#### [Exercise brief]
Beneath this sentence is a set of records; write each of them out exactly.

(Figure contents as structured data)
---

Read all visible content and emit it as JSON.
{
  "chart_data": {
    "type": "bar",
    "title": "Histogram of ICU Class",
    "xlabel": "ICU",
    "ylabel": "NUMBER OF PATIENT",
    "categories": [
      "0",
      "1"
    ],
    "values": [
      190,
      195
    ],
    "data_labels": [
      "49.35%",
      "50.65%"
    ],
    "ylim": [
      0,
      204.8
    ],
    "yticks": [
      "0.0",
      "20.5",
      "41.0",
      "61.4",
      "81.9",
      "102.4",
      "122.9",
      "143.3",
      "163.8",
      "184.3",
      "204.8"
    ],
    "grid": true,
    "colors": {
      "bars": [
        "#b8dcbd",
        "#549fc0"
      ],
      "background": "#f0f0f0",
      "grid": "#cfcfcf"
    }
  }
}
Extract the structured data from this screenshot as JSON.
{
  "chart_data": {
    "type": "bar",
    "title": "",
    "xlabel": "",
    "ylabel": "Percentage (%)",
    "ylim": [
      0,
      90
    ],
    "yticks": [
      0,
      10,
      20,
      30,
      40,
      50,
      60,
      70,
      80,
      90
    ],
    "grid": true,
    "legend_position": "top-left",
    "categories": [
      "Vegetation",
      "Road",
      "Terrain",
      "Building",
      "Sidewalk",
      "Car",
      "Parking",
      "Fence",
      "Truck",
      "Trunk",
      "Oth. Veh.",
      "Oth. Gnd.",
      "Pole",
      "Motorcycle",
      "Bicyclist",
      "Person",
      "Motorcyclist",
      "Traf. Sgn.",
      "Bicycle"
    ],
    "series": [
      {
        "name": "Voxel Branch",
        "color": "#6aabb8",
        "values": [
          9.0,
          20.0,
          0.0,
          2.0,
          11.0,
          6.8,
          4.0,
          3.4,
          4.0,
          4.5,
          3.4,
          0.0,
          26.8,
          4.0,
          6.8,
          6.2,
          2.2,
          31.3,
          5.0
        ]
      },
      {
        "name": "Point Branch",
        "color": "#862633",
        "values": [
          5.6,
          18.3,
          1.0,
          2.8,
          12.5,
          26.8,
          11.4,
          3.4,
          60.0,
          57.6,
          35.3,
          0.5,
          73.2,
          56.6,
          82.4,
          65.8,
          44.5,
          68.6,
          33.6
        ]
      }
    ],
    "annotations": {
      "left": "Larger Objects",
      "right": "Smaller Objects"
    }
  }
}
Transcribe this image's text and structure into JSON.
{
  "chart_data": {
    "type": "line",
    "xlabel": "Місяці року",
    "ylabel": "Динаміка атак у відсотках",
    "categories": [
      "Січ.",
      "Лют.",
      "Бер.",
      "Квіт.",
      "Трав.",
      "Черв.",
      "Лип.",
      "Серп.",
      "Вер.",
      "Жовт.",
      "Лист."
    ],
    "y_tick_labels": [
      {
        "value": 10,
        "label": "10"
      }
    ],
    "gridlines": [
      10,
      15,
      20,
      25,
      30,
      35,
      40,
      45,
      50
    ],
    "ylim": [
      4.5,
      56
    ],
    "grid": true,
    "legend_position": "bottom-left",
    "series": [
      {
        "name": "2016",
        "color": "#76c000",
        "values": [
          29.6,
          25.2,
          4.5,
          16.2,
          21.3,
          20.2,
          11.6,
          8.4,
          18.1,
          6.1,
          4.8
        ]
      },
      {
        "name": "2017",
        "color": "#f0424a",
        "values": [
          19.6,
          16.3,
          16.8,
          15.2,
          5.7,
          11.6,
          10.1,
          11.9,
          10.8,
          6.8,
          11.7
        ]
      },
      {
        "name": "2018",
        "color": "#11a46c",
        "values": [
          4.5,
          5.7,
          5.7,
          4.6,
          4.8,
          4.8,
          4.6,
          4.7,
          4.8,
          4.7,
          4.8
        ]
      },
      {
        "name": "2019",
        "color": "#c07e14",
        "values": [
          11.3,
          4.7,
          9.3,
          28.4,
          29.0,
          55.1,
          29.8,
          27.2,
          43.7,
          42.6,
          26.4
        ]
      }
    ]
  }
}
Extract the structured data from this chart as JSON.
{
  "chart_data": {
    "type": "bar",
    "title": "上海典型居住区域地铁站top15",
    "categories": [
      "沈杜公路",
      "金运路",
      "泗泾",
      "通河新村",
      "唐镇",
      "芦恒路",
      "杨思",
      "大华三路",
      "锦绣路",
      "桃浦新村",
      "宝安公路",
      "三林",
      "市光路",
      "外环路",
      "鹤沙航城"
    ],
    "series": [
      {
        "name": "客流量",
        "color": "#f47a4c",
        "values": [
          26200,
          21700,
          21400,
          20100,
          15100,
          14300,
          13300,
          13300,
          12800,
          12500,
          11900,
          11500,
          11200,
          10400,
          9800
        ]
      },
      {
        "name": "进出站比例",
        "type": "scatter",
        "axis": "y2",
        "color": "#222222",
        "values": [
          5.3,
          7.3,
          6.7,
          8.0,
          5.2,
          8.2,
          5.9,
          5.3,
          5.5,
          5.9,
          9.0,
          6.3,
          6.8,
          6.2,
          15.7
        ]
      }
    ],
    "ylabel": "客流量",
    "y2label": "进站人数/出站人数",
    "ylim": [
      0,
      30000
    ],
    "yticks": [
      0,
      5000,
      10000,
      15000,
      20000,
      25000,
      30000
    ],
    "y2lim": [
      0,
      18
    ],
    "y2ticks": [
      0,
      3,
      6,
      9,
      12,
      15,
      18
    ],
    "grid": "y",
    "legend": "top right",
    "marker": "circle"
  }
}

---

#### [The solution]
Read all visible content and emit it as JSON.
{
  "chart_data": {
    "type": "bar",
    "title": "Histogram of ICU Class",
    "xlabel": "ICU",
    "ylabel": "NUMBER OF PATIENT",
    "categories": [
      "0",
      "1"
    ],
    "values": [
      190,
      195
    ],
    "data_labels": [
      "49.35%",
      "50.65%"
    ],
    "ylim": [
      0,
      204.8
    ],
    "yticks": [
      "0.0",
      "20.5",
      "41.0",
      "61.4",
      "81.9",
      "102.4",
      "122.9",
      "143.3",
      "163.8",
      "184.3",
      "204.8"
    ],
    "grid": true,
    "colors": {
      "bars": [
        "#b8dcbd",
        "#549fc0"
      ],
      "background": "#f0f0f0",
      "grid": "#cfcfcf"
    }
  }
}
Extract the structured data from this screenshot as JSON.
{
  "chart_data": {
    "type": "bar",
    "title": "",
    "xlabel": "",
    "ylabel": "Percentage (%)",
    "ylim": [
      0,
      90
    ],
    "yticks": [
      0,
      10,
      20,
      30,
      40,
      50,
      60,
      70,
      80,
      90
    ],
    "grid": true,
    "legend_position": "top-left",
    "categories": [
      "Vegetation",
      "Road",
      "Terrain",
      "Building",
      "Sidewalk",
      "Car",
      "Parking",
      "Fence",
      "Truck",
      "Trunk",
      "Oth. Veh.",
      "Oth. Gnd.",
      "Pole",
      "Motorcycle",
      "Bicyclist",
      "Person",
      "Motorcyclist",
      "Traf. Sgn.",
      "Bicycle"
    ],
    "series": [
      {
        "name": "Voxel Branch",
        "color": "#6aabb8",
        "values": [
          9.0,
          20.0,
          0.0,
          2.0,
          11.0,
          6.8,
          4.0,
          3.4,
          4.0,
          4.5,
          3.4,
          0.0,
          26.8,
          4.0,
          6.8,
          6.2,
          2.2,
          31.3,
          5.0
        ]
      },
      {
        "name": "Point Branch",
        "color": "#862633",
        "values": [
          5.6,
          18.3,
          1.0,
          2.8,
          12.5,
          26.8,
          11.4,
          3.4,
          60.0,
          57.6,
          35.3,
          0.5,
          73.2,
          56.6,
          82.4,
          65.8,
          44.5,
          68.6,
          33.6
        ]
      }
    ],
    "annotations": {
      "left": "Larger Objects",
      "right": "Smaller Objects"
    }
  }
}
Transcribe this image's text and structure into JSON.
{
  "chart_data": {
    "type": "line",
    "xlabel": "Місяці року",
    "ylabel": "Динаміка атак у відсотках",
    "categories": [
      "Січ.",
      "Лют.",
      "Бер.",
      "Квіт.",
      "Трав.",
      "Черв.",
      "Лип.",
      "Серп.",
      "Вер.",
      "Жовт.",
      "Лист."
    ],
    "y_tick_labels": [
      {
        "value": 10,
        "label": "10"
      }
    ],
    "gridlines": [
      10,
      15,
      20,
      25,
      30,
      35,
      40,
      45,
      50
    ],
    "ylim": [
      4.5,
      56
    ],
    "grid": true,
    "legend_position": "bottom-left",
    "series": [
      {
        "name": "2016",
        "color": "#76c000",
        "values": [
          29.6,
          25.2,
          4.5,
          16.2,
          21.3,
          20.2,
          11.6,
          8.4,
          18.1,
          6.1,
          4.8
        ]
      },
      {
        "name": "2017",
        "color": "#f0424a",
        "values": [
          19.6,
          16.3,
          16.8,
          15.2,
          5.7,
          11.6,
          10.1,
          11.9,
          10.8,
          6.8,
          11.7
        ]
      },
      {
        "name": "2018",
        "color": "#11a46c",
        "values": [
          4.5,
          5.7,
          5.7,
          4.6,
          4.8,
          4.8,
          4.6,
          4.7,
          4.8,
          4.7,
          4.8
        ]
      },
      {
        "name": "2019",
        "color": "#c07e14",
        "values": [
          11.3,
          4.7,
          9.3,
          28.4,
          29.0,
          55.1,
          29.8,
          27.2,
          43.7,
          42.6,
          26.4
        ]
      }
    ]
  }
}
Extract the structured data from this chart as JSON.
{
  "chart_data": {
    "type": "bar",
    "title": "上海典型居住区域地铁站top15",
    "categories": [
      "沈杜公路",
      "金运路",
      "泗泾",
      "通河新村",
      "唐镇",
      "芦恒路",
      "杨思",
      "大华三路",
      "锦绣路",
      "桃浦新村",
      "宝安公路",
      "三林",
      "市光路",
      "外环路",
      "鹤沙航城"
    ],
    "series": [
      {
        "name": "客流量",
        "color": "#f47a4c",
        "values": [
          26200,
          21700,
          21400,
          20100,
          15100,
          14300,
          13300,
          13300,
          12800,
          12500,
          11900,
          11500,
          11200,
          10400,
          9800
        ]
      },
      {
        "name": "进出站比例",
        "type": "scatter",
        "axis": "y2",
        "color": "#222222",
        "values": [
          5.3,
          7.3,
          6.7,
          8.0,
          5.2,
          8.2,
          5.9,
          5.3,
          5.5,
          5.9,
          9.0,
          6.3,
          6.8,
          6.2,
          15.7
        ]
      }
    ],
    "ylabel": "客流量",
    "y2label": "进站人数/出站人数",
    "ylim": [
      0,
      30000
    ],
    "yticks": [
      0,
      5000,
      10000,
      15000,
      20000,
      25000,
      30000
    ],
    "y2lim": [
      0,
      18
    ],
    "y2ticks": [
      0,
      3,
      6,
      9,
      12,
      15,
      18
    ],
    "grid": "y",
    "legend": "top right",
    "marker": "circle"
  }
}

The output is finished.